◆ Supplied records:
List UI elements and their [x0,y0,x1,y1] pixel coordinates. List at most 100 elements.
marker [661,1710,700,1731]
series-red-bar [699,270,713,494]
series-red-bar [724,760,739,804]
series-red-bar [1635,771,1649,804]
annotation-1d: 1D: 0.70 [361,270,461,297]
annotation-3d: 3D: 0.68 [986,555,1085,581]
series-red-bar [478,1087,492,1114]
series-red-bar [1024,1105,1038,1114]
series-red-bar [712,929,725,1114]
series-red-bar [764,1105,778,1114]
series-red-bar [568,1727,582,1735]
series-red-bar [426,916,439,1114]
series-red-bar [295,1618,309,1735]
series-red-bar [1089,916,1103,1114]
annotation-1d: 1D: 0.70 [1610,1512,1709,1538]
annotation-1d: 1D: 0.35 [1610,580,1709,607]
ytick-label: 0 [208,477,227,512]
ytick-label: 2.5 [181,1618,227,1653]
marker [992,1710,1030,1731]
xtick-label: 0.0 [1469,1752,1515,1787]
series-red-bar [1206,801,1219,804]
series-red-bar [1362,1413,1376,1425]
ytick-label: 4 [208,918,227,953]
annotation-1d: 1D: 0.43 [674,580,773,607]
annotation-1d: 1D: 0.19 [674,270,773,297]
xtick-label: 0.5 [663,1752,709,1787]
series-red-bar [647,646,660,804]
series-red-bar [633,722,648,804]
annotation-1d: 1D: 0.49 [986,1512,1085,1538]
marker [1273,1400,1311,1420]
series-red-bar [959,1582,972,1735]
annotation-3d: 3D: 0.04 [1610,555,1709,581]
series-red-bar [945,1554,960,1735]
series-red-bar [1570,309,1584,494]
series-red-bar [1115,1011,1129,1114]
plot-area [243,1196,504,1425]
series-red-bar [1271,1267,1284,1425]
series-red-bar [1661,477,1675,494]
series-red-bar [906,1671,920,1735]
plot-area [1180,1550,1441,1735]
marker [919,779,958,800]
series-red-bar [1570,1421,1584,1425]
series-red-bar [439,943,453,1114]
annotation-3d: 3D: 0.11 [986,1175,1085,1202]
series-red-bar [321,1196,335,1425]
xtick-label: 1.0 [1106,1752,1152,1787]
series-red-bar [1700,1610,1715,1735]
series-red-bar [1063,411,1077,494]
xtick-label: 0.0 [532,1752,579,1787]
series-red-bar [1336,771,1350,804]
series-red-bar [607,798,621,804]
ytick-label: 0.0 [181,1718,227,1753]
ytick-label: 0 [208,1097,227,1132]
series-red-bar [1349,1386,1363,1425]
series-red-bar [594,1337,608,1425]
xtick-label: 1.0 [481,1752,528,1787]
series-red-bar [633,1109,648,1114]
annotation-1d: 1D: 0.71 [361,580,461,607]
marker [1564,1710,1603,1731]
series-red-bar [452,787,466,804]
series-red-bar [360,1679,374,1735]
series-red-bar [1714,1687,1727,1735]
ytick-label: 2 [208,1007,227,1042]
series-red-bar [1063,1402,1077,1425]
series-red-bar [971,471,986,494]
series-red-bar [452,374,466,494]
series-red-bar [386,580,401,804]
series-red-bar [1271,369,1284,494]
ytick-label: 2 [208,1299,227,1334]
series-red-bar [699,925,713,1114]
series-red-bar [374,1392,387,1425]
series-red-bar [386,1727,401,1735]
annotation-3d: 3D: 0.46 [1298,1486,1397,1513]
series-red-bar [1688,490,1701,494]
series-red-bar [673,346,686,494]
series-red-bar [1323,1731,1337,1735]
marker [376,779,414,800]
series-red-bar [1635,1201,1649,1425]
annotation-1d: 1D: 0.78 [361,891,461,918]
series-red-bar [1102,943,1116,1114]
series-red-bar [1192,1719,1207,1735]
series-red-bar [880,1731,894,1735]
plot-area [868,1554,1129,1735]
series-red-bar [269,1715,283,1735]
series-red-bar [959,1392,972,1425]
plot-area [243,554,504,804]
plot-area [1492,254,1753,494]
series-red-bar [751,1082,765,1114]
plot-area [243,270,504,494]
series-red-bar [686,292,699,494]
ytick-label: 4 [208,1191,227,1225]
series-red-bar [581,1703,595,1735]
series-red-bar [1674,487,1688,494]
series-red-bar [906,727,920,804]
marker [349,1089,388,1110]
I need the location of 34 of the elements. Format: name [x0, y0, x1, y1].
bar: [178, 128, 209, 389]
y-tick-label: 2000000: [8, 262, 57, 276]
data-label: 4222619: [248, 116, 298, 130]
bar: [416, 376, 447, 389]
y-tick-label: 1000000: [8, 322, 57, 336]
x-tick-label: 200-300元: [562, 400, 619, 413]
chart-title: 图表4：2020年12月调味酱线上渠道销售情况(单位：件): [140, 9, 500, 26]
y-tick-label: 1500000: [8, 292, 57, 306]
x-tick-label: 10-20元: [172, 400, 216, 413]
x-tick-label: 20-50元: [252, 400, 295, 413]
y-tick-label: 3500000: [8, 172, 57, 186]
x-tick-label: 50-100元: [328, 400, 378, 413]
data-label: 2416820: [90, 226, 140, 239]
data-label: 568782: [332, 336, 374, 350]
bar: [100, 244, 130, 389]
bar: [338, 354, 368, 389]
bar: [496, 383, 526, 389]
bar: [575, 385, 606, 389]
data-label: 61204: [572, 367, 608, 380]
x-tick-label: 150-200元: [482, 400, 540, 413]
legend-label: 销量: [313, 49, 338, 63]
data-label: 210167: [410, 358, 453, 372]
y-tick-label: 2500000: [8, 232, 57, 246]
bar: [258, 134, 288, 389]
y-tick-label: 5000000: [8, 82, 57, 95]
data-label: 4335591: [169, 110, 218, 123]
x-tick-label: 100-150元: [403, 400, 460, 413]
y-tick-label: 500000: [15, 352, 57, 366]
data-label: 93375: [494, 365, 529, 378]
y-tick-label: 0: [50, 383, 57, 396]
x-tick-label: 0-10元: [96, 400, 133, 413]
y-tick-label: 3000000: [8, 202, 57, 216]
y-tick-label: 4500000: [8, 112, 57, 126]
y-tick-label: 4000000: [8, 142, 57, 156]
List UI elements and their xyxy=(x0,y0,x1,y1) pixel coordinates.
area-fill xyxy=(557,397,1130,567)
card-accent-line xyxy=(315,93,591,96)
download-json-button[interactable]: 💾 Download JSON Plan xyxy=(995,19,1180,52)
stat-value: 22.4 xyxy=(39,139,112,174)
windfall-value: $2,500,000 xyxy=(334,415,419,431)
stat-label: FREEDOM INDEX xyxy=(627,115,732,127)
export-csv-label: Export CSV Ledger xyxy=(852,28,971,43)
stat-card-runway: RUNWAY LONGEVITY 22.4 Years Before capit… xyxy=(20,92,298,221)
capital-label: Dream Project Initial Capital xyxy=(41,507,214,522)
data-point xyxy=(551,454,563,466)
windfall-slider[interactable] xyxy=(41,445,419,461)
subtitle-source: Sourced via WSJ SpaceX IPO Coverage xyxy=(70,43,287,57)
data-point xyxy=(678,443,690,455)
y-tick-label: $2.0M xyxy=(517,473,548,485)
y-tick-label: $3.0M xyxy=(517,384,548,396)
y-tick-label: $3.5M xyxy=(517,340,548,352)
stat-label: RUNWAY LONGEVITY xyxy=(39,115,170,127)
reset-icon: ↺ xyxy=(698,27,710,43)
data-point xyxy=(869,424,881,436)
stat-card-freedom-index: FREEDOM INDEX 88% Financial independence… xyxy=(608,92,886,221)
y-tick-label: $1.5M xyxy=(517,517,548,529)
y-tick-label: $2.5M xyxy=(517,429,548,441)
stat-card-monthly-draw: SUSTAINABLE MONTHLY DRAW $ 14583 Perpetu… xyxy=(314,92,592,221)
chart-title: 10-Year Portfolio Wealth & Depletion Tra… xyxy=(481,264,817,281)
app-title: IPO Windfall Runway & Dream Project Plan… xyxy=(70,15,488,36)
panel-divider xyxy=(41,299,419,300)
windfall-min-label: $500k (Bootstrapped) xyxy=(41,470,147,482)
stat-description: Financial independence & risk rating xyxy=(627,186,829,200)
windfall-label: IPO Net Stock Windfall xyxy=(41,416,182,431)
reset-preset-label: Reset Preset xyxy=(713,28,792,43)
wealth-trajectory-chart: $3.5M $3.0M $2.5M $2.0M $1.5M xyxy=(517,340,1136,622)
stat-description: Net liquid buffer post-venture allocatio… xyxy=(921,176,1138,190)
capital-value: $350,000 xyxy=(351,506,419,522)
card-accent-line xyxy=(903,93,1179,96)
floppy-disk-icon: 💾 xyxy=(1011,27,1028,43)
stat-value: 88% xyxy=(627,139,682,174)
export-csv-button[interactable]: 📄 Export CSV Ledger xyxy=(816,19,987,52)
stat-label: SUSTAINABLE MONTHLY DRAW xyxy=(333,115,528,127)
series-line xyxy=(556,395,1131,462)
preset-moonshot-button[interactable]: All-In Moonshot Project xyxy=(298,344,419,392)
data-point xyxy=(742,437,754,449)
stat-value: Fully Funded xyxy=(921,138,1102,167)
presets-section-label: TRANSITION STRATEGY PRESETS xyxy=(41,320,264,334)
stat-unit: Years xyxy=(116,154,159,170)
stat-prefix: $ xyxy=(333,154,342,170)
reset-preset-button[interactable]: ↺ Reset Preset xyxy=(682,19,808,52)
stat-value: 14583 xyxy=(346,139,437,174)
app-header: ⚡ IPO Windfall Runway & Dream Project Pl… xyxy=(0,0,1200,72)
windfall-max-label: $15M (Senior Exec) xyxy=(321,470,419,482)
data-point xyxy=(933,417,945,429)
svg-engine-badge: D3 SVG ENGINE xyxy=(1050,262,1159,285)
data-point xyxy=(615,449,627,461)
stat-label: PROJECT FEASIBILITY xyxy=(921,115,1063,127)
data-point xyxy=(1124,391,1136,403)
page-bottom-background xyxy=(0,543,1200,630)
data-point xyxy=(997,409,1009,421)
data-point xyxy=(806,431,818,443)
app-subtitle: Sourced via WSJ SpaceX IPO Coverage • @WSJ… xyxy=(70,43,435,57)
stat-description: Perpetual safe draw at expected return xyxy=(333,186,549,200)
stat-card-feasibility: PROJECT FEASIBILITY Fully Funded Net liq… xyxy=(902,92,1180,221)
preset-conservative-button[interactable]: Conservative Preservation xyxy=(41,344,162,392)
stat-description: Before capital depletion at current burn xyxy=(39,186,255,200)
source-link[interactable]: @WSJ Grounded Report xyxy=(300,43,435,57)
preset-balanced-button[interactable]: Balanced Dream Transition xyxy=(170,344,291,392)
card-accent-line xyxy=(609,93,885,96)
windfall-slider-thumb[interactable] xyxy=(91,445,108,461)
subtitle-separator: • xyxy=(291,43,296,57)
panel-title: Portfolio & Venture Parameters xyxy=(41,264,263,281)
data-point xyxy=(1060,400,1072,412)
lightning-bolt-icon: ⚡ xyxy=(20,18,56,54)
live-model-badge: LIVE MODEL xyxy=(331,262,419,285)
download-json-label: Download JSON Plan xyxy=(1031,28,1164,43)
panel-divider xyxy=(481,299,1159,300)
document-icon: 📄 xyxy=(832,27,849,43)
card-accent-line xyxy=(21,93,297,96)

◆ Task details: Copy out the items above, starting at their first line and stopping after the line that contains "xtick-label: 0.5 [663,1752,709,1787]", with every character unchanged.

◆ Solved exercise:
List UI elements and their [x0,y0,x1,y1] pixel coordinates. List at most 100 elements.
marker [661,1710,700,1731]
series-red-bar [699,270,713,494]
series-red-bar [724,760,739,804]
series-red-bar [1635,771,1649,804]
annotation-1d: 1D: 0.70 [361,270,461,297]
annotation-3d: 3D: 0.68 [986,555,1085,581]
series-red-bar [478,1087,492,1114]
series-red-bar [1024,1105,1038,1114]
series-red-bar [712,929,725,1114]
series-red-bar [764,1105,778,1114]
series-red-bar [568,1727,582,1735]
series-red-bar [426,916,439,1114]
series-red-bar [295,1618,309,1735]
series-red-bar [1089,916,1103,1114]
annotation-1d: 1D: 0.70 [1610,1512,1709,1538]
annotation-1d: 1D: 0.35 [1610,580,1709,607]
ytick-label: 0 [208,477,227,512]
ytick-label: 2.5 [181,1618,227,1653]
marker [992,1710,1030,1731]
xtick-label: 0.0 [1469,1752,1515,1787]
series-red-bar [1206,801,1219,804]
series-red-bar [1362,1413,1376,1425]
ytick-label: 4 [208,918,227,953]
annotation-1d: 1D: 0.43 [674,580,773,607]
annotation-1d: 1D: 0.19 [674,270,773,297]
xtick-label: 0.5 [663,1752,709,1787]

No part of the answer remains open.